Excerpts from a figure dataset:
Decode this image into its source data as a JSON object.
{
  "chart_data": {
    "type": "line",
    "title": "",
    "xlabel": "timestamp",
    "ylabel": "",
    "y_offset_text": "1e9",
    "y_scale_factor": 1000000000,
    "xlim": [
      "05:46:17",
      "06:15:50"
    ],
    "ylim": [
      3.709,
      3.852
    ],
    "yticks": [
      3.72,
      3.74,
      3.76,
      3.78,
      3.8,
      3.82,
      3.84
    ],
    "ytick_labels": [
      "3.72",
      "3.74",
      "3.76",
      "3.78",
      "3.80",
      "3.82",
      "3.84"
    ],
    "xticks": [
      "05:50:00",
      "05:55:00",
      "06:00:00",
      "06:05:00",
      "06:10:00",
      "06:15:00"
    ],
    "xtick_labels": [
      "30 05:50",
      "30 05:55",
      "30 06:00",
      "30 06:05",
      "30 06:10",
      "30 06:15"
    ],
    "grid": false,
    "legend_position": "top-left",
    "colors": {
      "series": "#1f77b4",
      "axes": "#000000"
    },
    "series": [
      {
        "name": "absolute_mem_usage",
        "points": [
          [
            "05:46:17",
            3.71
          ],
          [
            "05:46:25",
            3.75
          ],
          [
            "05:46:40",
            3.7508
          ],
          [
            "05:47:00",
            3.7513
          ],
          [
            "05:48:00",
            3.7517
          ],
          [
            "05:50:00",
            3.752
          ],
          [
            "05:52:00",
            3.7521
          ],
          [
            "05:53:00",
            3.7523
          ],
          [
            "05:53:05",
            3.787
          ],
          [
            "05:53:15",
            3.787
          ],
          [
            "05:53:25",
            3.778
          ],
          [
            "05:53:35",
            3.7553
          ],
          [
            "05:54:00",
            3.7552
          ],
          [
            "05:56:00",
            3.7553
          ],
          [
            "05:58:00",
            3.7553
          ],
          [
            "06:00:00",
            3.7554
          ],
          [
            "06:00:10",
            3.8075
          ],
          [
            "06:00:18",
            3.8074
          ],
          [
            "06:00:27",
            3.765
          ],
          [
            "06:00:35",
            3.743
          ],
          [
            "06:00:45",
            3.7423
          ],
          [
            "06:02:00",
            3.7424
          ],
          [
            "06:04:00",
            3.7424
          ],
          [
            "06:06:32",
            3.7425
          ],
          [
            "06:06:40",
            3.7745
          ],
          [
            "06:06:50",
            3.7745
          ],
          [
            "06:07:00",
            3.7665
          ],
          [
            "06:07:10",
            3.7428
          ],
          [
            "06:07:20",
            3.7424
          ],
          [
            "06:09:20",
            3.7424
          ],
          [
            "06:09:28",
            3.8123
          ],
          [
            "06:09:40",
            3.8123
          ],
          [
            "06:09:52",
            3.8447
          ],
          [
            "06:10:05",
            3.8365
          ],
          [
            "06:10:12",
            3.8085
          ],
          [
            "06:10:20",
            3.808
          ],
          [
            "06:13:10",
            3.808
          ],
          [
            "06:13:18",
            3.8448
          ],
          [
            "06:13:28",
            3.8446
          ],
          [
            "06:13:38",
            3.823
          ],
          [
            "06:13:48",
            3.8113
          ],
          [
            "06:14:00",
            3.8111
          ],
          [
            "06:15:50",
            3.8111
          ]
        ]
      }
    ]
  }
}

#### Stated goal
Print every entry exactly as written.

#### Full output
Decode this image into its source data as a JSON object.
{
  "chart_data": {
    "type": "line",
    "title": "",
    "xlabel": "timestamp",
    "ylabel": "",
    "y_offset_text": "1e9",
    "y_scale_factor": 1000000000,
    "xlim": [
      "05:46:17",
      "06:15:50"
    ],
    "ylim": [
      3.709,
      3.852
    ],
    "yticks": [
      3.72,
      3.74,
      3.76,
      3.78,
      3.8,
      3.82,
      3.84
    ],
    "ytick_labels": [
      "3.72",
      "3.74",
      "3.76",
      "3.78",
      "3.80",
      "3.82",
      "3.84"
    ],
    "xticks": [
      "05:50:00",
      "05:55:00",
      "06:00:00",
      "06:05:00",
      "06:10:00",
      "06:15:00"
    ],
    "xtick_labels": [
      "30 05:50",
      "30 05:55",
      "30 06:00",
      "30 06:05",
      "30 06:10",
      "30 06:15"
    ],
    "grid": false,
    "legend_position": "top-left",
    "colors": {
      "series": "#1f77b4",
      "axes": "#000000"
    },
    "series": [
      {
        "name": "absolute_mem_usage",
        "points": [
          [
            "05:46:17",
            3.71
          ],
          [
            "05:46:25",
            3.75
          ],
          [
            "05:46:40",
            3.7508
          ],
          [
            "05:47:00",
            3.7513
          ],
          [
            "05:48:00",
            3.7517
          ],
          [
            "05:50:00",
            3.752
          ],
          [
            "05:52:00",
            3.7521
          ],
          [
            "05:53:00",
            3.7523
          ],
          [
            "05:53:05",
            3.787
          ],
          [
            "05:53:15",
            3.787
          ],
          [
            "05:53:25",
            3.778
          ],
          [
            "05:53:35",
            3.7553
          ],
          [
            "05:54:00",
            3.7552
          ],
          [
            "05:56:00",
            3.7553
          ],
          [
            "05:58:00",
            3.7553
          ],
          [
            "06:00:00",
            3.7554
          ],
          [
            "06:00:10",
            3.8075
          ],
          [
            "06:00:18",
            3.8074
          ],
          [
            "06:00:27",
            3.765
          ],
          [
            "06:00:35",
            3.743
          ],
          [
            "06:00:45",
            3.7423
          ],
          [
            "06:02:00",
            3.7424
          ],
          [
            "06:04:00",
            3.7424
          ],
          [
            "06:06:32",
            3.7425
          ],
          [
            "06:06:40",
            3.7745
          ],
          [
            "06:06:50",
            3.7745
          ],
          [
            "06:07:00",
            3.7665
          ],
          [
            "06:07:10",
            3.7428
          ],
          [
            "06:07:20",
            3.7424
          ],
          [
            "06:09:20",
            3.7424
          ],
          [
            "06:09:28",
            3.8123
          ],
          [
            "06:09:40",
            3.8123
          ],
          [
            "06:09:52",
            3.8447
          ],
          [
            "06:10:05",
            3.8365
          ],
          [
            "06:10:12",
            3.8085
          ],
          [
            "06:10:20",
            3.808
          ],
          [
            "06:13:10",
            3.808
          ],
          [
            "06:13:18",
            3.8448
          ],
          [
            "06:13:28",
            3.8446
          ],
          [
            "06:13:38",
            3.823
          ],
          [
            "06:13:48",
            3.8113
          ],
          [
            "06:14:00",
            3.8111
          ],
          [
            "06:15:50",
            3.8111
          ]
        ]
      }
    ]
  }
}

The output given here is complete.